(Rows from a dataset)
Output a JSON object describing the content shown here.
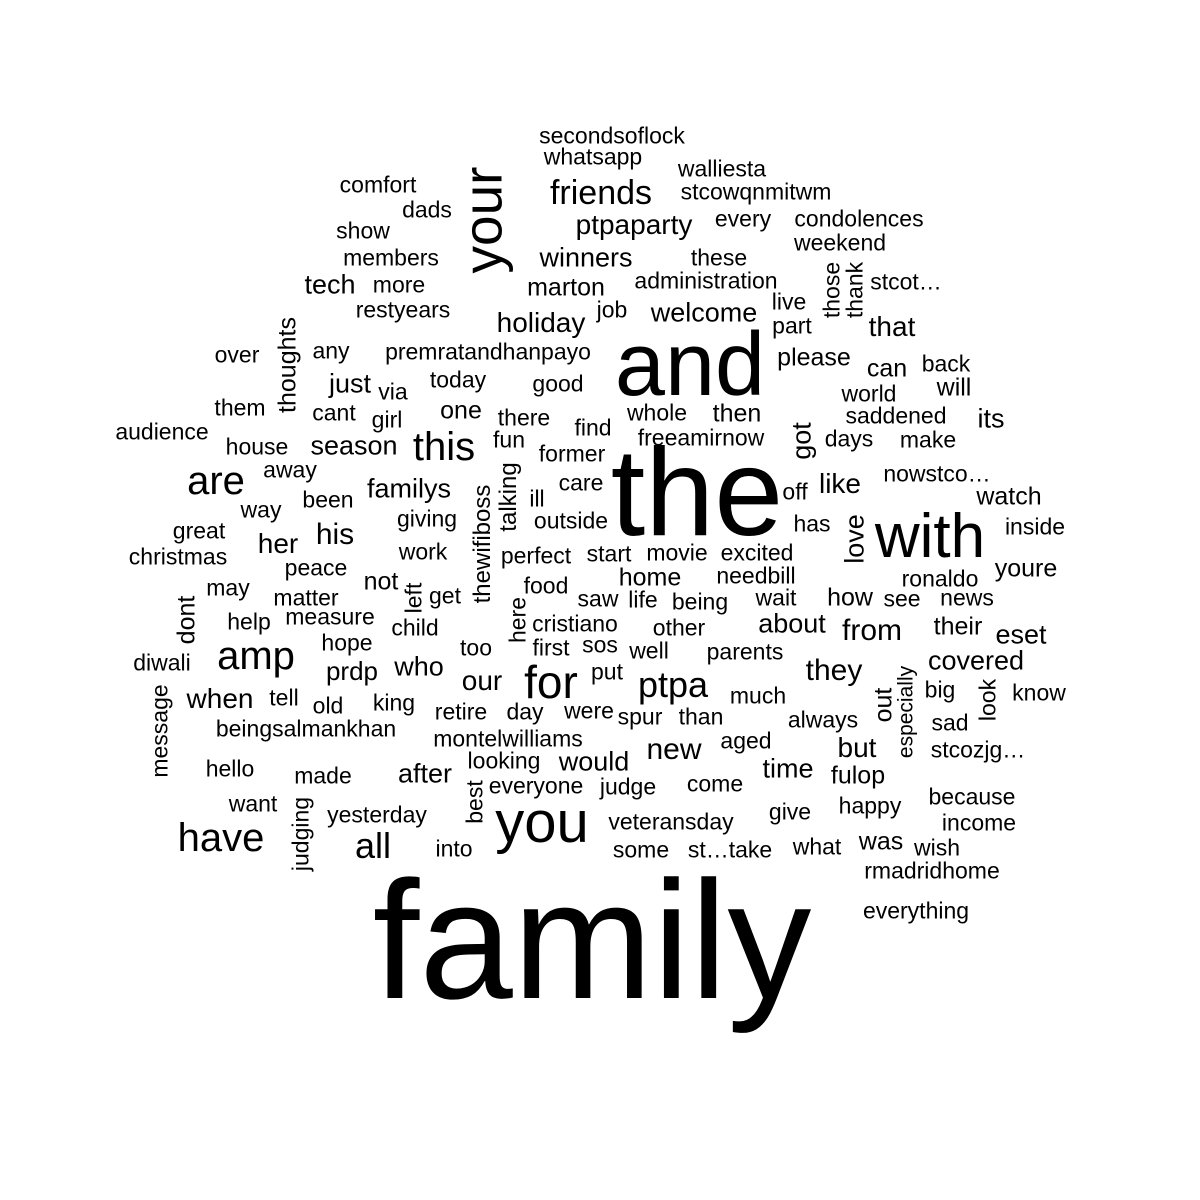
{
  "colors": {
    "background": "#ffffff",
    "text": "#000000"
  },
  "words": [
    "family",
    "the",
    "and",
    "with",
    "you",
    "your",
    "for",
    "amp",
    "have",
    "this",
    "are",
    "ptpa",
    "all",
    "friends",
    "our",
    "new",
    "they",
    "his",
    "her",
    "holiday",
    "ptpaparty",
    "winners",
    "welcome",
    "marton",
    "that",
    "tech",
    "just",
    "season",
    "familys",
    "would",
    "when",
    "who",
    "from",
    "about",
    "like",
    "love",
    "got",
    "its",
    "covered",
    "fulop",
    "but",
    "time",
    "was",
    "after",
    "thoughts",
    "eset",
    "prdp",
    "home",
    "how",
    "their",
    "youre",
    "out",
    "can",
    "will",
    "then",
    "one",
    "thewifiboss",
    "talking",
    "not",
    "dont",
    "secondsoflock",
    "whatsapp",
    "walliesta",
    "stcowqnmitwm",
    "comfort",
    "dads",
    "show",
    "members",
    "more",
    "restyears",
    "every",
    "condolences",
    "weekend",
    "these",
    "administration",
    "those",
    "thank",
    "stcot…",
    "live",
    "part",
    "job",
    "premratandhanpayo",
    "over",
    "any",
    "please",
    "back",
    "today",
    "via",
    "good",
    "them",
    "cant",
    "girl",
    "there",
    "whole",
    "world",
    "saddened",
    "audience",
    "house",
    "fun",
    "find",
    "freeamirnow",
    "days",
    "make",
    "former",
    "away",
    "nowstco…",
    "been",
    "ill",
    "care",
    "off",
    "watch",
    "way",
    "giving",
    "outside",
    "has",
    "inside",
    "great",
    "christmas",
    "work",
    "perfect",
    "start",
    "movie",
    "excited",
    "peace",
    "may",
    "food",
    "needbill",
    "ronaldo",
    "get",
    "matter",
    "saw",
    "life",
    "being",
    "wait",
    "see",
    "news",
    "help",
    "measure",
    "left",
    "child",
    "cristiano",
    "other",
    "here",
    "hope",
    "too",
    "first",
    "sos",
    "well",
    "parents",
    "diwali",
    "put",
    "especially",
    "tell",
    "old",
    "king",
    "big",
    "look",
    "know",
    "retire",
    "day",
    "were",
    "spur",
    "than",
    "much",
    "always",
    "sad",
    "message",
    "beingsalmankhan",
    "montelwilliams",
    "aged",
    "stcozjg…",
    "hello",
    "made",
    "looking",
    "everyone",
    "judge",
    "come",
    "want",
    "judging",
    "best",
    "happy",
    "because",
    "yesterday",
    "give",
    "veteransday",
    "income",
    "into",
    "some",
    "st…take",
    "what",
    "wish",
    "rmadridhome",
    "everything"
  ]
}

### [Task goal]
Quote every record above exactly, leaving out any pictures.

### [Exercise output]
Output a JSON object describing the content shown here.
{
  "colors": {
    "background": "#ffffff",
    "text": "#000000"
  },
  "words": [
    "family",
    "the",
    "and",
    "with",
    "you",
    "your",
    "for",
    "amp",
    "have",
    "this",
    "are",
    "ptpa",
    "all",
    "friends",
    "our",
    "new",
    "they",
    "his",
    "her",
    "holiday",
    "ptpaparty",
    "winners",
    "welcome",
    "marton",
    "that",
    "tech",
    "just",
    "season",
    "familys",
    "would",
    "when",
    "who",
    "from",
    "about",
    "like",
    "love",
    "got",
    "its",
    "covered",
    "fulop",
    "but",
    "time",
    "was",
    "after",
    "thoughts",
    "eset",
    "prdp",
    "home",
    "how",
    "their",
    "youre",
    "out",
    "can",
    "will",
    "then",
    "one",
    "thewifiboss",
    "talking",
    "not",
    "dont",
    "secondsoflock",
    "whatsapp",
    "walliesta",
    "stcowqnmitwm",
    "comfort",
    "dads",
    "show",
    "members",
    "more",
    "restyears",
    "every",
    "condolences",
    "weekend",
    "these",
    "administration",
    "those",
    "thank",
    "stcot…",
    "live",
    "part",
    "job",
    "premratandhanpayo",
    "over",
    "any",
    "please",
    "back",
    "today",
    "via",
    "good",
    "them",
    "cant",
    "girl",
    "there",
    "whole",
    "world",
    "saddened",
    "audience",
    "house",
    "fun",
    "find",
    "freeamirnow",
    "days",
    "make",
    "former",
    "away",
    "nowstco…",
    "been",
    "ill",
    "care",
    "off",
    "watch",
    "way",
    "giving",
    "outside",
    "has",
    "inside",
    "great",
    "christmas",
    "work",
    "perfect",
    "start",
    "movie",
    "excited",
    "peace",
    "may",
    "food",
    "needbill",
    "ronaldo",
    "get",
    "matter",
    "saw",
    "life",
    "being",
    "wait",
    "see",
    "news",
    "help",
    "measure",
    "left",
    "child",
    "cristiano",
    "other",
    "here",
    "hope",
    "too",
    "first",
    "sos",
    "well",
    "parents",
    "diwali",
    "put",
    "especially",
    "tell",
    "old",
    "king",
    "big",
    "look",
    "know",
    "retire",
    "day",
    "were",
    "spur",
    "than",
    "much",
    "always",
    "sad",
    "message",
    "beingsalmankhan",
    "montelwilliams",
    "aged",
    "stcozjg…",
    "hello",
    "made",
    "looking",
    "everyone",
    "judge",
    "come",
    "want",
    "judging",
    "best",
    "happy",
    "because",
    "yesterday",
    "give",
    "veteransday",
    "income",
    "into",
    "some",
    "st…take",
    "what",
    "wish",
    "rmadridhome",
    "everything"
  ]
}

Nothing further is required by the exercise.